● Prompt
Can you pull out each line of the data below that includes the word "text"?

● Records for the task
########
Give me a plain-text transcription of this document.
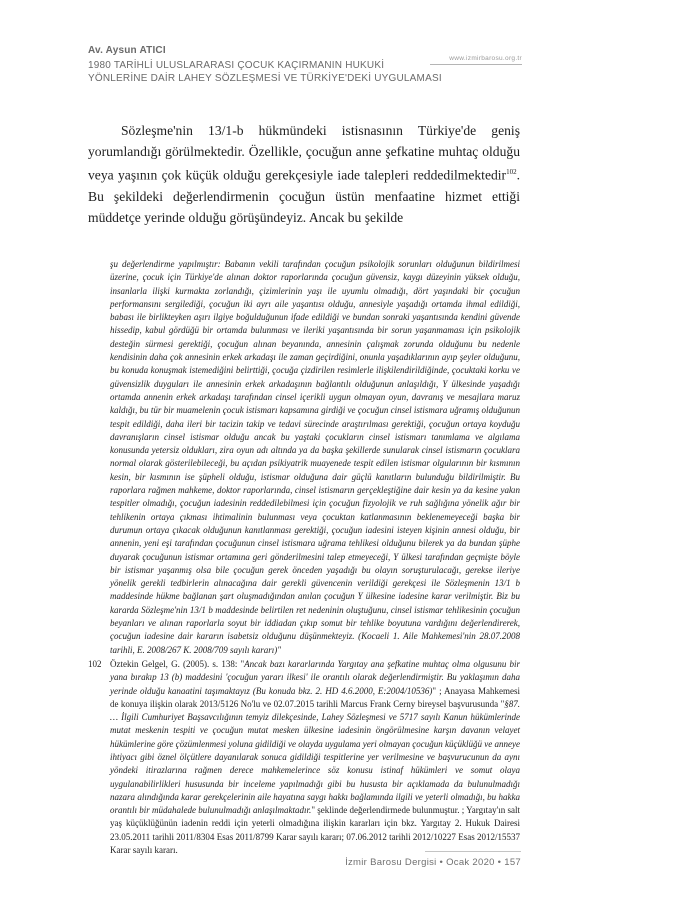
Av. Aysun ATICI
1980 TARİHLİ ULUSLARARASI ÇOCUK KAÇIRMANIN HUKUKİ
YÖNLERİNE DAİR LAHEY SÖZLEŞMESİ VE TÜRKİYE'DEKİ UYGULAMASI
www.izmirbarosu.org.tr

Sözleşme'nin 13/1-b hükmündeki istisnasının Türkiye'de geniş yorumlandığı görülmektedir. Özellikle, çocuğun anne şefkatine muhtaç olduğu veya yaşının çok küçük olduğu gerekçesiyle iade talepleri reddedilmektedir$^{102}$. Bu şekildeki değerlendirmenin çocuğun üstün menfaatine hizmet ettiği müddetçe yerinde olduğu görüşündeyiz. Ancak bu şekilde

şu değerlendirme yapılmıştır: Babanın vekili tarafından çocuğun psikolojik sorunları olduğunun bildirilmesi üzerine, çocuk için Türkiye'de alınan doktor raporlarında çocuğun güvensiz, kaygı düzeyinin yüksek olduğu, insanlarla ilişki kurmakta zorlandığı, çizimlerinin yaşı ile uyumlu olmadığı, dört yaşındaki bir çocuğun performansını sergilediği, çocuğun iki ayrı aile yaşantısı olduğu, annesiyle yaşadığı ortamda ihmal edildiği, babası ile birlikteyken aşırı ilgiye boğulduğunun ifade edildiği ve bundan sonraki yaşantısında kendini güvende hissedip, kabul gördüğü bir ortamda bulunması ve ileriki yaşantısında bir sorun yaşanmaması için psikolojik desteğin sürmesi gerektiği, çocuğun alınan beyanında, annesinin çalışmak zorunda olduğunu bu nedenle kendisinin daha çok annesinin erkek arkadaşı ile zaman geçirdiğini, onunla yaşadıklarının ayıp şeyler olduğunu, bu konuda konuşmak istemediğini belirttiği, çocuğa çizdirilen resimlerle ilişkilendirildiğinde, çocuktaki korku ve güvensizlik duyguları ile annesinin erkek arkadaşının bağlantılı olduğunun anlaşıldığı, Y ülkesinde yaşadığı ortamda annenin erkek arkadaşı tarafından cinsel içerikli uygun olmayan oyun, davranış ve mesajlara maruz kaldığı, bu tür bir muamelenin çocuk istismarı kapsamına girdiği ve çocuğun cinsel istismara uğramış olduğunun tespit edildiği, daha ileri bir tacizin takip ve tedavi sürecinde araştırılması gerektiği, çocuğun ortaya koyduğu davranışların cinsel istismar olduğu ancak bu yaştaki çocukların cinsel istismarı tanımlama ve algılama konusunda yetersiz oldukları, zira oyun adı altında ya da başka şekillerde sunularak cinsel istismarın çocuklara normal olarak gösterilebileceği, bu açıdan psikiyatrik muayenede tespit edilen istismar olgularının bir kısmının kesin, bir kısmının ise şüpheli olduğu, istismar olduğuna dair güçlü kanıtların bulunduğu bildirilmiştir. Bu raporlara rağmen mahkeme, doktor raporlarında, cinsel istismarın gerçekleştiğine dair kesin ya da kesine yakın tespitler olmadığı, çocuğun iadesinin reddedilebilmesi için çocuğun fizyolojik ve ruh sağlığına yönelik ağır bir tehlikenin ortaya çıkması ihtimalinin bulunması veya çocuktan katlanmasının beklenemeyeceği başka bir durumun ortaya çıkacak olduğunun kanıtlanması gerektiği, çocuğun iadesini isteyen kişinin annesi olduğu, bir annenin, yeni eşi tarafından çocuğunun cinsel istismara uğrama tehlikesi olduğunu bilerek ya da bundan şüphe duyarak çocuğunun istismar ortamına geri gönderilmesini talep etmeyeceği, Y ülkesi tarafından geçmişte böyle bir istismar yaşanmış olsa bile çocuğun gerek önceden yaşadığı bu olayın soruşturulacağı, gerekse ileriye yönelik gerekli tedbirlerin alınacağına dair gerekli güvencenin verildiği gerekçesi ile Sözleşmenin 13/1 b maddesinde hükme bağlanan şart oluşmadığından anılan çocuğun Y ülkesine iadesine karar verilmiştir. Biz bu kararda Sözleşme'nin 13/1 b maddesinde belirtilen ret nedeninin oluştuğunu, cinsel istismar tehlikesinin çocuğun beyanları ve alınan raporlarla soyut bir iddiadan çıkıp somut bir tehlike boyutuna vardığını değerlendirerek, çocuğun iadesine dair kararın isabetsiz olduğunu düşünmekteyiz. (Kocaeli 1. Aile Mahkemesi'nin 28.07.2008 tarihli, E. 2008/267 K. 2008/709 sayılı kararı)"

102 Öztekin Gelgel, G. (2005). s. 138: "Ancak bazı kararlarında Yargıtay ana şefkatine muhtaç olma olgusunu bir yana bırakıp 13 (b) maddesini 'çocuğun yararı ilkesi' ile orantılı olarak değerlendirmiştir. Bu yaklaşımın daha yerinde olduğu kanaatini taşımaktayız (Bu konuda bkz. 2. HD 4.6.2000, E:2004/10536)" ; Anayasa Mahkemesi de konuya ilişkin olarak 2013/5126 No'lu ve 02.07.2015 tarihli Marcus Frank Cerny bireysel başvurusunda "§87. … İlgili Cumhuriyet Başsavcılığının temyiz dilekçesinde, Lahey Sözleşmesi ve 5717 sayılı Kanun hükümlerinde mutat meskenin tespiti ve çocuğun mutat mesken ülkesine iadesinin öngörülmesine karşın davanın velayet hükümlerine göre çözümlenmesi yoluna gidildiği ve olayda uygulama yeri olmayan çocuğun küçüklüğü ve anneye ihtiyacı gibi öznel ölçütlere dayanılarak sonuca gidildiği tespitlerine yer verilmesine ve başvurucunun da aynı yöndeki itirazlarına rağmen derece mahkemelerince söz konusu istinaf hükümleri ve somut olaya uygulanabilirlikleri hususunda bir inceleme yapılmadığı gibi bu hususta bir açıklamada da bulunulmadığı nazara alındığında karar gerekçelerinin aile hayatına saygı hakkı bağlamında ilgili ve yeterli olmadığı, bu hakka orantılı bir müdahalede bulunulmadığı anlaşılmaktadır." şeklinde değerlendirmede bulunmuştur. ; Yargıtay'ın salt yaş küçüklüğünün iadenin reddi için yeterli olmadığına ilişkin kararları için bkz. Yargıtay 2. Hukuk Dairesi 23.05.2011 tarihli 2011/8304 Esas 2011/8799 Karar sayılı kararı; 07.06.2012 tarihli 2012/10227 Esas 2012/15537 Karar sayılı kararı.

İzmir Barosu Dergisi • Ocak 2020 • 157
########
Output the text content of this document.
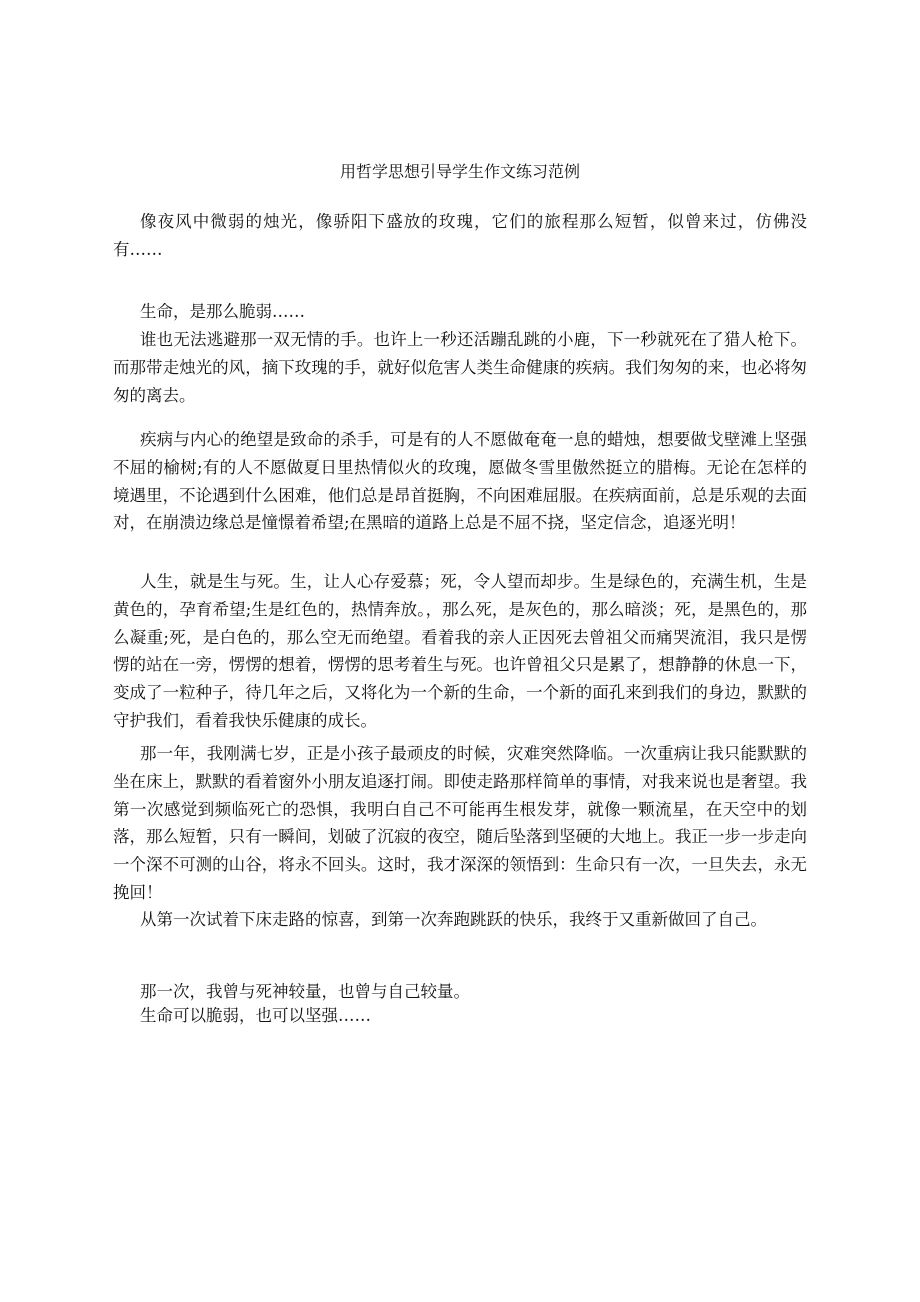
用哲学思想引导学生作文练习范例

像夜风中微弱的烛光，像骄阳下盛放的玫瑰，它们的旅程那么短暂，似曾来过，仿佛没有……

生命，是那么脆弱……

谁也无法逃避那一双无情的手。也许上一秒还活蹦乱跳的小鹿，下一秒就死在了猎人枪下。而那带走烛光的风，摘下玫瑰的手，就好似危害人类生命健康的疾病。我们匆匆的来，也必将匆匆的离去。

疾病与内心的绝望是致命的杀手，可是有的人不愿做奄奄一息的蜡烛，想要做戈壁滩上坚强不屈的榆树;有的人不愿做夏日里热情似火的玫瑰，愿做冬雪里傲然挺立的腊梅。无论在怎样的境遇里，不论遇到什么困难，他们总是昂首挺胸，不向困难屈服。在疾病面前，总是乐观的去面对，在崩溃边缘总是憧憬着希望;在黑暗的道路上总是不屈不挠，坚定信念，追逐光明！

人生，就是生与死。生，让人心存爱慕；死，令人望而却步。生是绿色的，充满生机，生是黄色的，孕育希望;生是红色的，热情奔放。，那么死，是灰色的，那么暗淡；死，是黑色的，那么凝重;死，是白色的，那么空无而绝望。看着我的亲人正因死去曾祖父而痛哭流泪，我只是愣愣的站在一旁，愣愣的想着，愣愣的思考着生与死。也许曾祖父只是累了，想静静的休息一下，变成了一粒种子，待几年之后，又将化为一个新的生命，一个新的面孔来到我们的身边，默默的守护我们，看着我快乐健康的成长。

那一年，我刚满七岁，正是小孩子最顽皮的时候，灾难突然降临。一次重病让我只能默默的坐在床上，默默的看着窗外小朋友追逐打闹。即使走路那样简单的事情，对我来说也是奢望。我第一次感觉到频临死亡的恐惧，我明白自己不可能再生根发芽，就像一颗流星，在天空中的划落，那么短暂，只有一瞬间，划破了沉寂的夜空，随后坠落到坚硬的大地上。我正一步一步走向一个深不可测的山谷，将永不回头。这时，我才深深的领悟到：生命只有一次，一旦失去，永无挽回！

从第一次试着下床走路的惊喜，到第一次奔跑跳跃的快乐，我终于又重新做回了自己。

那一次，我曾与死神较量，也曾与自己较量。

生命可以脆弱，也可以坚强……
########
● Solution to this exercise
Give me a plain-text transcription of this document.
Output the text content of this document.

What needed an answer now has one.